AIM OF THE EXERCISE
Each entry has to be copied exactly, with nothing missed.

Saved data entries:
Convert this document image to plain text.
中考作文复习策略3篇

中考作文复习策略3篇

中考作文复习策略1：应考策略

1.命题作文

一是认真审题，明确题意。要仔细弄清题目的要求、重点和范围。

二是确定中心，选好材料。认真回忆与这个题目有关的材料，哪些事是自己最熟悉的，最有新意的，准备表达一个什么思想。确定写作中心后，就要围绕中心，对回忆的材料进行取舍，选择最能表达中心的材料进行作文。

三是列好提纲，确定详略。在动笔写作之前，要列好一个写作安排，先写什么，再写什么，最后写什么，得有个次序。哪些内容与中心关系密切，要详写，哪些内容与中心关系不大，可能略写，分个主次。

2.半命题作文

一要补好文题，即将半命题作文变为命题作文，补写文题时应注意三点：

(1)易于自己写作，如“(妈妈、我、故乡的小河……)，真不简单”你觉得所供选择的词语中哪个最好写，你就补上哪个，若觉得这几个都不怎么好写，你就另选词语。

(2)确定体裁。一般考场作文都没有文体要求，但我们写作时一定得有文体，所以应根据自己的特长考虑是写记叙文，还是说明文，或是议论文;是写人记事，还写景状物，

SOLUTION
Convert this document image to plain text.
中考作文复习策略3篇

中考作文复习策略3篇

中考作文复习策略1：应考策略

1.命题作文

一是认真审题，明确题意。要仔细弄清题目的要求、重点和范围。

二是确定中心，选好材料。认真回忆与这个题目有关的材料，哪些事是自己最熟悉的，最有新意的，准备表达一个什么思想。确定写作中心后，就要围绕中心，对回忆的材料进行取舍，选择最能表达中心的材料进行作文。

三是列好提纲，确定详略。在动笔写作之前，要列好一个写作安排，先写什么，再写什么，最后写什么，得有个次序。哪些内容与中心关系密切，要详写，哪些内容与中心关系不大，可能略写，分个主次。

2.半命题作文

一要补好文题，即将半命题作文变为命题作文，补写文题时应注意三点：

(1)易于自己写作，如“(妈妈、我、故乡的小河……)，真不简单”你觉得所供选择的词语中哪个最好写，你就补上哪个，若觉得这几个都不怎么好写，你就另选词语。

(2)确定体裁。一般考场作文都没有文体要求，但我们写作时一定得有文体，所以应根据自己的特长考虑是写记叙文，还是说明文，或是议论文;是写人记事，还写景状物，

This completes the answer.